What to do: Among the entries below, count the lines where the string "anterior" occurs, and give only the number.

Records for the task:

= = =

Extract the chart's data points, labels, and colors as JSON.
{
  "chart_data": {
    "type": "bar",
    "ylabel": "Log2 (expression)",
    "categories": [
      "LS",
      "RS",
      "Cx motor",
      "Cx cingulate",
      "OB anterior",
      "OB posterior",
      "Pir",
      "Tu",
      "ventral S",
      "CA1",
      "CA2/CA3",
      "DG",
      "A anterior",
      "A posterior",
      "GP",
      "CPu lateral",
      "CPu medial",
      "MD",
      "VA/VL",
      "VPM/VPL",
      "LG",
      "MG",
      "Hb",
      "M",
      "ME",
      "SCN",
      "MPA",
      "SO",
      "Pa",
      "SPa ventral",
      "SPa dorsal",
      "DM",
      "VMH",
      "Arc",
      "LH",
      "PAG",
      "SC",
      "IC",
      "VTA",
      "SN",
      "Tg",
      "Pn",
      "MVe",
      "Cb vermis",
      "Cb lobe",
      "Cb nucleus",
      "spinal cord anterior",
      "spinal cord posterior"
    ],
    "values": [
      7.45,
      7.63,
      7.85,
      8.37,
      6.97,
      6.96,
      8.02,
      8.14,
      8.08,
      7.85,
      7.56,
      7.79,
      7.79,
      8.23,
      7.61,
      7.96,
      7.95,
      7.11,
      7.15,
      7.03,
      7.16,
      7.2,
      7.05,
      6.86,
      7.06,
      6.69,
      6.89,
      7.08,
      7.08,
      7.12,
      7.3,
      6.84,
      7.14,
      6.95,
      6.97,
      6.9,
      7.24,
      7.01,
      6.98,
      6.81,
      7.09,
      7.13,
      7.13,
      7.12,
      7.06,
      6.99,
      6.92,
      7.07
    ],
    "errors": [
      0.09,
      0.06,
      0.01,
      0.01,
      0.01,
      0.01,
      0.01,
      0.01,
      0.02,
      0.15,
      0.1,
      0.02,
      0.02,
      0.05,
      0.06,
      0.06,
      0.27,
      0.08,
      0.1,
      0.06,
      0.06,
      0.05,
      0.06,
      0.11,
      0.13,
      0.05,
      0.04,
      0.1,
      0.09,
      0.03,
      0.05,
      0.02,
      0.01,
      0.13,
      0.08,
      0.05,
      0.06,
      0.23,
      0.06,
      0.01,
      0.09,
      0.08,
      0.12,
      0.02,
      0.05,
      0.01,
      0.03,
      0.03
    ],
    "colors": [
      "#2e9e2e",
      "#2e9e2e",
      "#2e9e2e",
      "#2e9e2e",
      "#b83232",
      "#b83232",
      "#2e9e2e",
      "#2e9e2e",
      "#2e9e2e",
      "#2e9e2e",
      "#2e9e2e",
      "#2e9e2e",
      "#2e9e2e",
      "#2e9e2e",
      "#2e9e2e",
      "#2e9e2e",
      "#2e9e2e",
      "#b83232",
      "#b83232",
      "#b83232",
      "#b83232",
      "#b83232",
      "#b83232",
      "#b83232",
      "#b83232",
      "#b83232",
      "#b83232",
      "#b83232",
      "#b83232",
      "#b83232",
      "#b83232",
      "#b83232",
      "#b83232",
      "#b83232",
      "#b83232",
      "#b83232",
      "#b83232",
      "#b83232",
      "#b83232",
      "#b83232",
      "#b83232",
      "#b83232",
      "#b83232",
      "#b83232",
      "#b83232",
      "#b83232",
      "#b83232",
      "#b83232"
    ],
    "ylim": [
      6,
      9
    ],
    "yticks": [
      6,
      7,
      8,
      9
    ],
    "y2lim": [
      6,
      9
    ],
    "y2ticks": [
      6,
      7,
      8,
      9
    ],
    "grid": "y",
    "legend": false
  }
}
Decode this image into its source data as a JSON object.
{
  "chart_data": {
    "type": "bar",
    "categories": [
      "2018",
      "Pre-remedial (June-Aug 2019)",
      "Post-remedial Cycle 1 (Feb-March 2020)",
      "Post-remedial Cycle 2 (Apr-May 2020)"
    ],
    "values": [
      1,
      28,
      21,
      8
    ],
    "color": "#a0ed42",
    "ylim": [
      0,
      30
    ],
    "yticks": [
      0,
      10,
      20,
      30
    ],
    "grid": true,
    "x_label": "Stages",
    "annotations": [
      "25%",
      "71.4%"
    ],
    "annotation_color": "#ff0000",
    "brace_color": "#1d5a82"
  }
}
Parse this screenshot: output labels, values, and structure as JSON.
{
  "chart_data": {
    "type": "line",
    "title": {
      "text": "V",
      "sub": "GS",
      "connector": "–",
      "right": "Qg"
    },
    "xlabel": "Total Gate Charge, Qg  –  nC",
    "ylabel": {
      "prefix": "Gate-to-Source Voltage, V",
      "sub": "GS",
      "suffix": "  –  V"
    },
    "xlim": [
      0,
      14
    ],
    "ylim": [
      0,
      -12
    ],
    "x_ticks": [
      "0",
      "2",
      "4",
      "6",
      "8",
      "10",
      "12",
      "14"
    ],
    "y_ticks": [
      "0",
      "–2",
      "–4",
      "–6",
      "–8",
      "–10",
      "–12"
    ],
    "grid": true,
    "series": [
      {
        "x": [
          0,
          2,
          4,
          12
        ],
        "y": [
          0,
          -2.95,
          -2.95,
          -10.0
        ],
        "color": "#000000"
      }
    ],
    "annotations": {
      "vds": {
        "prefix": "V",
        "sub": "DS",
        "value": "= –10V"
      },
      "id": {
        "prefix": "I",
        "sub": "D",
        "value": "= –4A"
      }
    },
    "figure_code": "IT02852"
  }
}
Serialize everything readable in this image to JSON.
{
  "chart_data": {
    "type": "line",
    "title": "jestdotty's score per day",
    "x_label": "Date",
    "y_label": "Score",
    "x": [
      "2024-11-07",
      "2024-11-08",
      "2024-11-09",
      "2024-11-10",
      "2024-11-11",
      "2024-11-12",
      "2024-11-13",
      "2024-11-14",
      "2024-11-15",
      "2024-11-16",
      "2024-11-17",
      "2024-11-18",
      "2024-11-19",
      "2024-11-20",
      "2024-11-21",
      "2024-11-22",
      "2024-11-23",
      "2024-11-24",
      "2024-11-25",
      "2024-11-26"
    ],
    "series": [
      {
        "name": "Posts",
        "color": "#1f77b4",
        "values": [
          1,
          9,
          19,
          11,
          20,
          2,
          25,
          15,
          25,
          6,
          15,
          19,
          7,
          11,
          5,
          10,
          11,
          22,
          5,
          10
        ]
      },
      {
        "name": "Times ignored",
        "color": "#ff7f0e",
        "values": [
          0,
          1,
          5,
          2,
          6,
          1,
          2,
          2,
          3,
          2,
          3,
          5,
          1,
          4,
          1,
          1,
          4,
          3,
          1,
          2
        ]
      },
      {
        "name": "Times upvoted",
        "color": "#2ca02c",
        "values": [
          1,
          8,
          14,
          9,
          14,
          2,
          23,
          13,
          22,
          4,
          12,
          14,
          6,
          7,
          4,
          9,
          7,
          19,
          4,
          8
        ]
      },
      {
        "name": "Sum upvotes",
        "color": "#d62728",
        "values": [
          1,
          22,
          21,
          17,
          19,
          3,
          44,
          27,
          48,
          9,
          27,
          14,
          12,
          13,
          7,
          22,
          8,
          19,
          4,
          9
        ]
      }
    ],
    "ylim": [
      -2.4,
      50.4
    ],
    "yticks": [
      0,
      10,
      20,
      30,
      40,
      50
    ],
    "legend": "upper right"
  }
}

= = =

Written response: 3